TASK BRIEF
Transcribe every line exactly. Leave the pictures behind.

Items from a dataset:
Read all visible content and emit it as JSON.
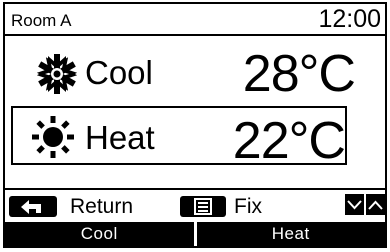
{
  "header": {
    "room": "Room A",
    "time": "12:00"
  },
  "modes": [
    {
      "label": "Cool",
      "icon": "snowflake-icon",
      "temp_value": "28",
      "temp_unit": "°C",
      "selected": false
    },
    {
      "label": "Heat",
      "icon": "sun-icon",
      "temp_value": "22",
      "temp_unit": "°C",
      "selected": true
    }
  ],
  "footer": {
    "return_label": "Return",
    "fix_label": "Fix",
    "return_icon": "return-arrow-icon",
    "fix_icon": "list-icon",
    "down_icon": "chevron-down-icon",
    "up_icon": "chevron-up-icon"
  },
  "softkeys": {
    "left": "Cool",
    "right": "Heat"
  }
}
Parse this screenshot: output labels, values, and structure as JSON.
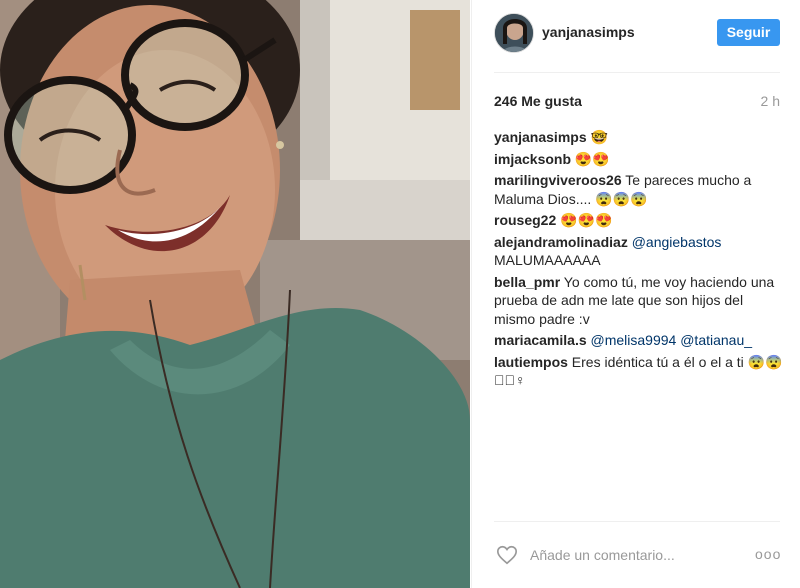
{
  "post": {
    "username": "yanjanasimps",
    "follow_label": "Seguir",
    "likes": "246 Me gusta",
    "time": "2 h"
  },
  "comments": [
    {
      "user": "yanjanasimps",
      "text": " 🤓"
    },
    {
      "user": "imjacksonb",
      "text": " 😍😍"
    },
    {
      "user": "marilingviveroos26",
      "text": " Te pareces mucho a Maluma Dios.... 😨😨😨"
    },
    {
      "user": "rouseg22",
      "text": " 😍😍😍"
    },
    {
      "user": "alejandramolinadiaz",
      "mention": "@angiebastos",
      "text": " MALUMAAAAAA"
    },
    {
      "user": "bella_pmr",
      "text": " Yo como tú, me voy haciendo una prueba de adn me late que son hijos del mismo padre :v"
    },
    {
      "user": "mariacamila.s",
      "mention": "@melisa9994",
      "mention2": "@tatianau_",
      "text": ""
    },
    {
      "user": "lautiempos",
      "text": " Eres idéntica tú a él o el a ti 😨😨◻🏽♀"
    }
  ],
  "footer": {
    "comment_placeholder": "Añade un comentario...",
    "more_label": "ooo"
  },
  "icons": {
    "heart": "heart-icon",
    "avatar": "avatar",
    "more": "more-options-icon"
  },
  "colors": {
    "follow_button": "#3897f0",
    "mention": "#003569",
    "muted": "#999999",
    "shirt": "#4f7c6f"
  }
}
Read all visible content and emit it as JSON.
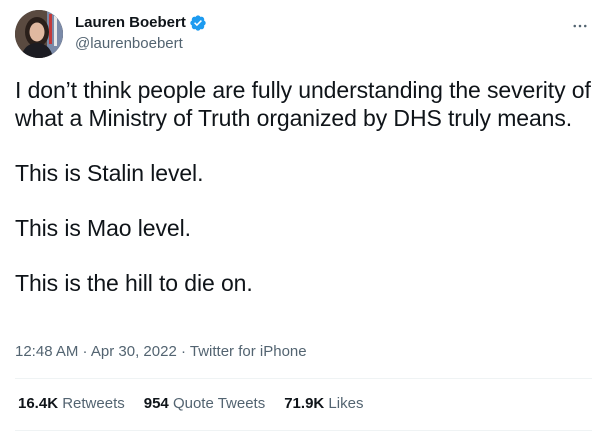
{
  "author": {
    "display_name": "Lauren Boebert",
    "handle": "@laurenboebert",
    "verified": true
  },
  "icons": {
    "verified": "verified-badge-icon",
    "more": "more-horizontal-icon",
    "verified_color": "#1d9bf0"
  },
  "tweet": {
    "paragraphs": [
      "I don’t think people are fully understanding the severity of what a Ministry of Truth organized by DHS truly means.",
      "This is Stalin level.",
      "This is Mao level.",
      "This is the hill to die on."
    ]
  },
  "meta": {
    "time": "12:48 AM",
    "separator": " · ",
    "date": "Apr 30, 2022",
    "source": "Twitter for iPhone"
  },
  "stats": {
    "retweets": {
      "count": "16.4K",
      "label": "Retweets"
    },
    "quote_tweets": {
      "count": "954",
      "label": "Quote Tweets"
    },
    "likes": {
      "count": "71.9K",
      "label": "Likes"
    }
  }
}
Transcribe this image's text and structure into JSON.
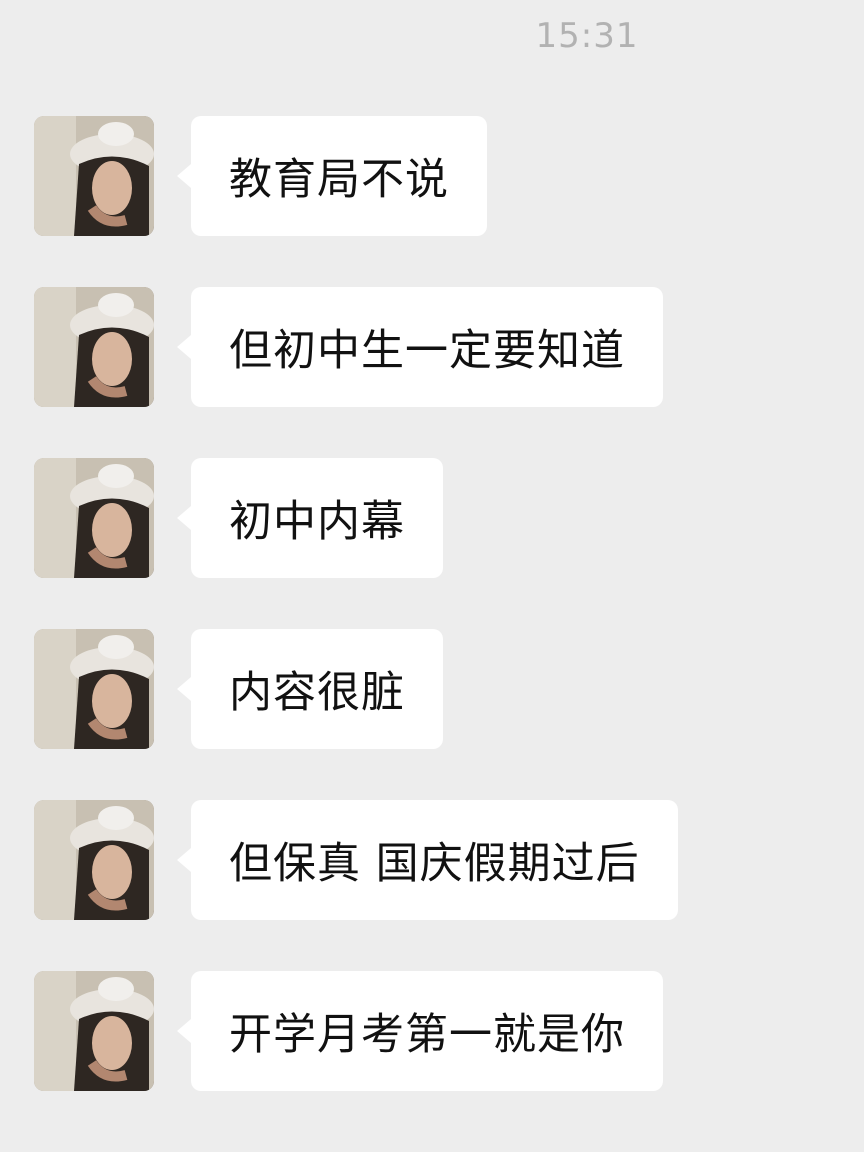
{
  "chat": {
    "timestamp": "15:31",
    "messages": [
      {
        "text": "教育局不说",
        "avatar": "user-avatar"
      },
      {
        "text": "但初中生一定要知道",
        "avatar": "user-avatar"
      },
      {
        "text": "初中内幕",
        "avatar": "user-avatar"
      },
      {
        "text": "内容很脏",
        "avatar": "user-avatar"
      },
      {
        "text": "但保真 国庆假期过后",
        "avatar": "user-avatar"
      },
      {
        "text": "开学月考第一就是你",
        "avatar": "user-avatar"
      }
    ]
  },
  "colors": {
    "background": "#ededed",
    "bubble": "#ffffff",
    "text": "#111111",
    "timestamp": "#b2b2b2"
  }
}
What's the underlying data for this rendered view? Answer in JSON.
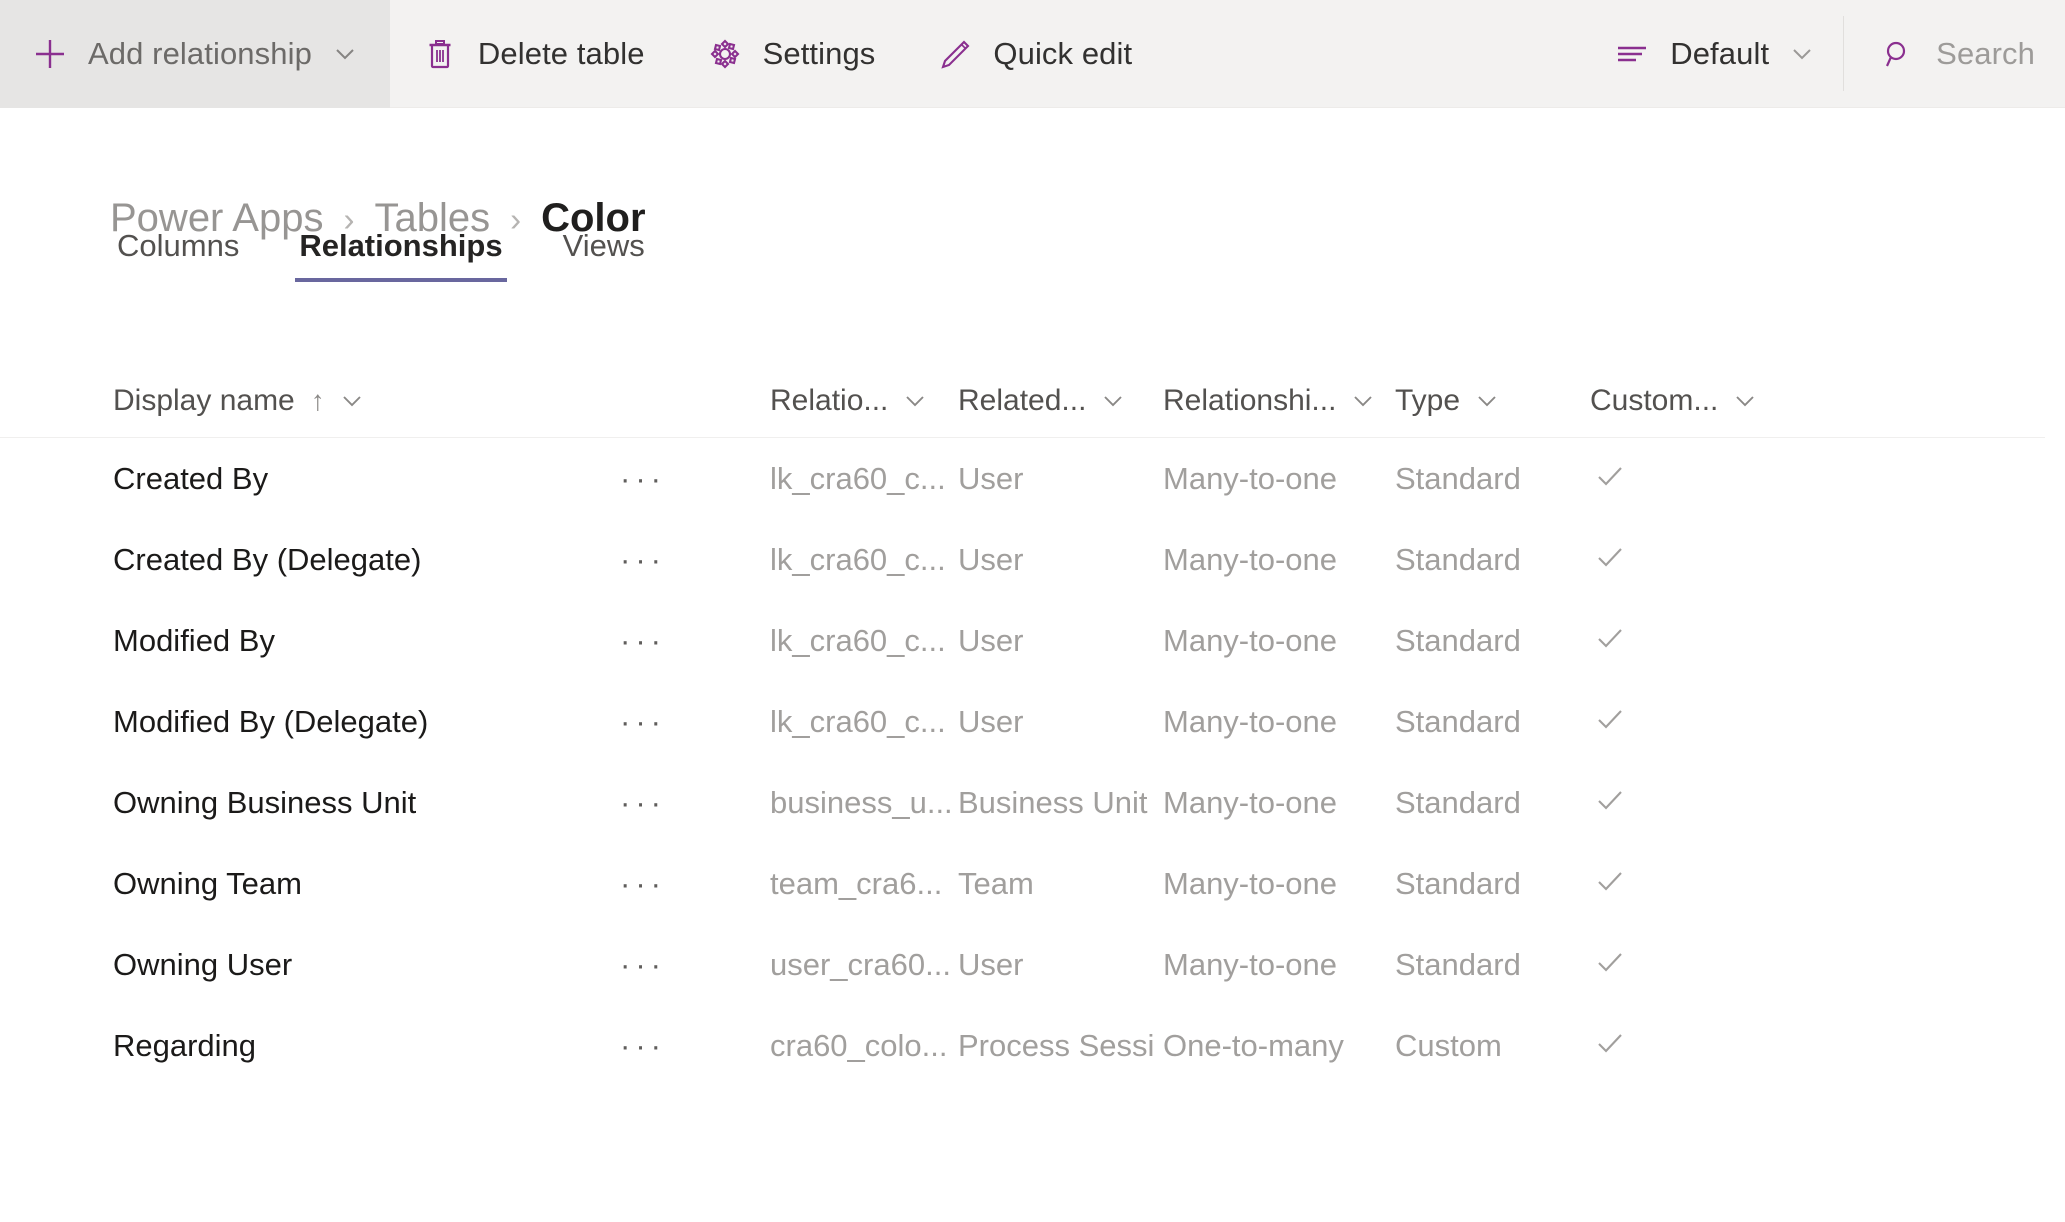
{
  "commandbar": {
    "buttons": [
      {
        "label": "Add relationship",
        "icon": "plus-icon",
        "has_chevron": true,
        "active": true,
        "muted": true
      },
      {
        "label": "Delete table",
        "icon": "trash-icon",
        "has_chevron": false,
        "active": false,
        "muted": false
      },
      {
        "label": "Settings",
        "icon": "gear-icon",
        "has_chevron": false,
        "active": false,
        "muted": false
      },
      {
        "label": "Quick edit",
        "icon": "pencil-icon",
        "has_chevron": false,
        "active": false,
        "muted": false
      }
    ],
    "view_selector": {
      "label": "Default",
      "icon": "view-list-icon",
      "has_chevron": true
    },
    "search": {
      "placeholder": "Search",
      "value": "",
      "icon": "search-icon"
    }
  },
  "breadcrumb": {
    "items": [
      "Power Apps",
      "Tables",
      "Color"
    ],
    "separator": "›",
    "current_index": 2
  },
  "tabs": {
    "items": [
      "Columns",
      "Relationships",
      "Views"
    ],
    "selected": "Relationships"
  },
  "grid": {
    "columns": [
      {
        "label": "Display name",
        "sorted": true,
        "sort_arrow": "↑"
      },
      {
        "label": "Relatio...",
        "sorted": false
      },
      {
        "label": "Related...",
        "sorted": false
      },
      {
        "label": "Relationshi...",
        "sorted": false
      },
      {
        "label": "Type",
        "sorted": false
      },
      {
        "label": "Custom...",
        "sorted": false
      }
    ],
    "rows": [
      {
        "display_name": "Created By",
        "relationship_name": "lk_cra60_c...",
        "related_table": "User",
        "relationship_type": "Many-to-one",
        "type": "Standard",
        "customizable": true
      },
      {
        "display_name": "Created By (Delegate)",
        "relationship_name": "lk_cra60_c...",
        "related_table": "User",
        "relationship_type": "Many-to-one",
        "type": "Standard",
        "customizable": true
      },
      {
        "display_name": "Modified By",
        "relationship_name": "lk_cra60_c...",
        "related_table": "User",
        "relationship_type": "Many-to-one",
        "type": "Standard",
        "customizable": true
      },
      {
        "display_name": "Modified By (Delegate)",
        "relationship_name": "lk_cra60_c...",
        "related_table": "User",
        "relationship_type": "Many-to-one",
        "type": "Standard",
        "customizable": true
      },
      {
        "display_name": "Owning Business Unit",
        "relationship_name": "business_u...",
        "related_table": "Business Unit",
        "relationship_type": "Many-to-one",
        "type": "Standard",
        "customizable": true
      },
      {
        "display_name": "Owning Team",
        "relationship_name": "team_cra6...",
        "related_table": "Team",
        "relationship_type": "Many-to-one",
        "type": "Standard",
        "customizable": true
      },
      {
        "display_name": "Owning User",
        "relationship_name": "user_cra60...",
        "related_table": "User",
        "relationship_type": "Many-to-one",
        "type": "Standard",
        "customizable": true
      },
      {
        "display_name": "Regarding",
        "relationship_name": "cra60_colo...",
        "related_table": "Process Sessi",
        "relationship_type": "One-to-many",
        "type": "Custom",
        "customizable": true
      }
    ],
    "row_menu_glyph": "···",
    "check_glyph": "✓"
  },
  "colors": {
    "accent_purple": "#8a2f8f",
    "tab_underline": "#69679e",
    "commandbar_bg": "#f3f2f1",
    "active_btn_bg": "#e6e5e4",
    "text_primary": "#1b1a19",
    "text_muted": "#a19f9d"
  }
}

TASK OUTPUT
Read all visible content and emit it as JSON.
{
  "header": {
    "room": "Room A",
    "time": "12:00"
  },
  "modes": [
    {
      "label": "Cool",
      "icon": "snowflake-icon",
      "temp_value": "28",
      "temp_unit": "°C",
      "selected": false
    },
    {
      "label": "Heat",
      "icon": "sun-icon",
      "temp_value": "22",
      "temp_unit": "°C",
      "selected": true
    }
  ],
  "footer": {
    "return_label": "Return",
    "fix_label": "Fix",
    "return_icon": "return-arrow-icon",
    "fix_icon": "list-icon",
    "down_icon": "chevron-down-icon",
    "up_icon": "chevron-up-icon"
  },
  "softkeys": {
    "left": "Cool",
    "right": "Heat"
  }
}
Parse this screenshot: output labels, values, and structure as JSON.
{
  "post": {
    "username": "yanjanasimps",
    "follow_label": "Seguir",
    "likes": "246 Me gusta",
    "time": "2 h"
  },
  "comments": [
    {
      "user": "yanjanasimps",
      "text": " 🤓"
    },
    {
      "user": "imjacksonb",
      "text": " 😍😍"
    },
    {
      "user": "marilingviveroos26",
      "text": " Te pareces mucho a Maluma Dios.... 😨😨😨"
    },
    {
      "user": "rouseg22",
      "text": " 😍😍😍"
    },
    {
      "user": "alejandramolinadiaz",
      "mention": "@angiebastos",
      "text": " MALUMAAAAAA"
    },
    {
      "user": "bella_pmr",
      "text": " Yo como tú, me voy haciendo una prueba de adn me late que son hijos del mismo padre :v"
    },
    {
      "user": "mariacamila.s",
      "mention": "@melisa9994",
      "mention2": "@tatianau_",
      "text": ""
    },
    {
      "user": "lautiempos",
      "text": " Eres idéntica tú a él o el a ti 😨😨◻🏽♀"
    }
  ],
  "footer": {
    "comment_placeholder": "Añade un comentario...",
    "more_label": "ooo"
  },
  "icons": {
    "heart": "heart-icon",
    "avatar": "avatar",
    "more": "more-options-icon"
  },
  "colors": {
    "follow_button": "#3897f0",
    "mention": "#003569",
    "muted": "#999999",
    "shirt": "#4f7c6f"
  }
}
Read all visible content and emit it as JSON.
{
  "author": {
    "display_name": "Lauren Boebert",
    "handle": "@laurenboebert",
    "verified": true
  },
  "icons": {
    "verified": "verified-badge-icon",
    "more": "more-horizontal-icon",
    "verified_color": "#1d9bf0"
  },
  "tweet": {
    "paragraphs": [
      "I don’t think people are fully understanding the severity of what a Ministry of Truth organized by DHS truly means.",
      "This is Stalin level.",
      "This is Mao level.",
      "This is the hill to die on."
    ]
  },
  "meta": {
    "time": "12:48 AM",
    "separator": " · ",
    "date": "Apr 30, 2022",
    "source": "Twitter for iPhone"
  },
  "stats": {
    "retweets": {
      "count": "16.4K",
      "label": "Retweets"
    },
    "quote_tweets": {
      "count": "954",
      "label": "Quote Tweets"
    },
    "likes": {
      "count": "71.9K",
      "label": "Likes"
    }
  }
}
Transcribe this image's text and structure into JSON.
{
  "chat": {
    "timestamp": "15:31",
    "messages": [
      {
        "text": "教育局不说",
        "avatar": "user-avatar"
      },
      {
        "text": "但初中生一定要知道",
        "avatar": "user-avatar"
      },
      {
        "text": "初中内幕",
        "avatar": "user-avatar"
      },
      {
        "text": "内容很脏",
        "avatar": "user-avatar"
      },
      {
        "text": "但保真 国庆假期过后",
        "avatar": "user-avatar"
      },
      {
        "text": "开学月考第一就是你",
        "avatar": "user-avatar"
      }
    ]
  },
  "colors": {
    "background": "#ededed",
    "bubble": "#ffffff",
    "text": "#111111",
    "timestamp": "#b2b2b2"
  }
}
What's the underlying data for this rendered view? Answer in JSON.
{
  "commandbar": {
    "buttons": [
      {
        "label": "Add relationship",
        "icon": "plus-icon",
        "has_chevron": true,
        "active": true,
        "muted": true
      },
      {
        "label": "Delete table",
        "icon": "trash-icon",
        "has_chevron": false,
        "active": false,
        "muted": false
      },
      {
        "label": "Settings",
        "icon": "gear-icon",
        "has_chevron": false,
        "active": false,
        "muted": false
      },
      {
        "label": "Quick edit",
        "icon": "pencil-icon",
        "has_chevron": false,
        "active": false,
        "muted": false
      }
    ],
    "view_selector": {
      "label": "Default",
      "icon": "view-list-icon",
      "has_chevron": true
    },
    "search": {
      "placeholder": "Search",
      "value": "",
      "icon": "search-icon"
    }
  },
  "breadcrumb": {
    "items": [
      "Power Apps",
      "Tables",
      "Color"
    ],
    "separator": "›",
    "current_index": 2
  },
  "tabs": {
    "items": [
      "Columns",
      "Relationships",
      "Views"
    ],
    "selected": "Relationships"
  },
  "grid": {
    "columns": [
      {
        "label": "Display name",
        "sorted": true,
        "sort_arrow": "↑"
      },
      {
        "label": "Relatio...",
        "sorted": false
      },
      {
        "label": "Related...",
        "sorted": false
      },
      {
        "label": "Relationshi...",
        "sorted": false
      },
      {
        "label": "Type",
        "sorted": false
      },
      {
        "label": "Custom...",
        "sorted": false
      }
    ],
    "rows": [
      {
        "display_name": "Created By",
        "relationship_name": "lk_cra60_c...",
        "related_table": "User",
        "relationship_type": "Many-to-one",
        "type": "Standard",
        "customizable": true
      },
      {
        "display_name": "Created By (Delegate)",
        "relationship_name": "lk_cra60_c...",
        "related_table": "User",
        "relationship_type": "Many-to-one",
        "type": "Standard",
        "customizable": true
      },
      {
        "display_name": "Modified By",
        "relationship_name": "lk_cra60_c...",
        "related_table": "User",
        "relationship_type": "Many-to-one",
        "type": "Standard",
        "customizable": true
      },
      {
        "display_name": "Modified By (Delegate)",
        "relationship_name": "lk_cra60_c...",
        "related_table": "User",
        "relationship_type": "Many-to-one",
        "type": "Standard",
        "customizable": true
      },
      {
        "display_name": "Owning Business Unit",
        "relationship_name": "business_u...",
        "related_table": "Business Unit",
        "relationship_type": "Many-to-one",
        "type": "Standard",
        "customizable": true
      },
      {
        "display_name": "Owning Team",
        "relationship_name": "team_cra6...",
        "related_table": "Team",
        "relationship_type": "Many-to-one",
        "type": "Standard",
        "customizable": true
      },
      {
        "display_name": "Owning User",
        "relationship_name": "user_cra60...",
        "related_table": "User",
        "relationship_type": "Many-to-one",
        "type": "Standard",
        "customizable": true
      },
      {
        "display_name": "Regarding",
        "relationship_name": "cra60_colo...",
        "related_table": "Process Sessi",
        "relationship_type": "One-to-many",
        "type": "Custom",
        "customizable": true
      }
    ],
    "row_menu_glyph": "···",
    "check_glyph": "✓"
  },
  "colors": {
    "accent_purple": "#8a2f8f",
    "tab_underline": "#69679e",
    "commandbar_bg": "#f3f2f1",
    "active_btn_bg": "#e6e5e4",
    "text_primary": "#1b1a19",
    "text_muted": "#a19f9d"
  }
}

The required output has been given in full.